Start of Records shown

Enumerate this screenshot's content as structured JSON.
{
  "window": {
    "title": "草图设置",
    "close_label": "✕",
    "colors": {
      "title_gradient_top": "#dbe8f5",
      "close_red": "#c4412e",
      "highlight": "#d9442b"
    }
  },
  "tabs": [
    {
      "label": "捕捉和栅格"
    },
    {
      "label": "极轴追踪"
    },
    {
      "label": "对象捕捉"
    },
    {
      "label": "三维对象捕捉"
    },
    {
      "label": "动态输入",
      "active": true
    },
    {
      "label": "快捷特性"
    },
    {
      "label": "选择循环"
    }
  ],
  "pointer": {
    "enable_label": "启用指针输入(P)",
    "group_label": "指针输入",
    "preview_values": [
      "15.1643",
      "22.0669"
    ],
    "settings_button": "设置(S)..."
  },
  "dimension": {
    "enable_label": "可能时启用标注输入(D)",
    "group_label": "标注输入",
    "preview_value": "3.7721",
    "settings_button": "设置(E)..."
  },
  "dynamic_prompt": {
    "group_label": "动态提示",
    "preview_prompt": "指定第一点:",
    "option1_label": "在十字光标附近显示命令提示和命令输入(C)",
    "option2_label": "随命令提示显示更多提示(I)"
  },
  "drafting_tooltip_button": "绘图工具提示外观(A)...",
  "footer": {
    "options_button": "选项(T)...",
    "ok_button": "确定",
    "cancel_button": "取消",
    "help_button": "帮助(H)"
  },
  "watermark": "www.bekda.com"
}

End of Records shown

Transcribe all the entries, keeping each one exactly as it is.

▶ [Reply]
Enumerate this screenshot's content as structured JSON.
{
  "window": {
    "title": "草图设置",
    "close_label": "✕",
    "colors": {
      "title_gradient_top": "#dbe8f5",
      "close_red": "#c4412e",
      "highlight": "#d9442b"
    }
  },
  "tabs": [
    {
      "label": "捕捉和栅格"
    },
    {
      "label": "极轴追踪"
    },
    {
      "label": "对象捕捉"
    },
    {
      "label": "三维对象捕捉"
    },
    {
      "label": "动态输入",
      "active": true
    },
    {
      "label": "快捷特性"
    },
    {
      "label": "选择循环"
    }
  ],
  "pointer": {
    "enable_label": "启用指针输入(P)",
    "group_label": "指针输入",
    "preview_values": [
      "15.1643",
      "22.0669"
    ],
    "settings_button": "设置(S)..."
  },
  "dimension": {
    "enable_label": "可能时启用标注输入(D)",
    "group_label": "标注输入",
    "preview_value": "3.7721",
    "settings_button": "设置(E)..."
  },
  "dynamic_prompt": {
    "group_label": "动态提示",
    "preview_prompt": "指定第一点:",
    "option1_label": "在十字光标附近显示命令提示和命令输入(C)",
    "option2_label": "随命令提示显示更多提示(I)"
  },
  "drafting_tooltip_button": "绘图工具提示外观(A)...",
  "footer": {
    "options_button": "选项(T)...",
    "ok_button": "确定",
    "cancel_button": "取消",
    "help_button": "帮助(H)"
  },
  "watermark": "www.bekda.com"
}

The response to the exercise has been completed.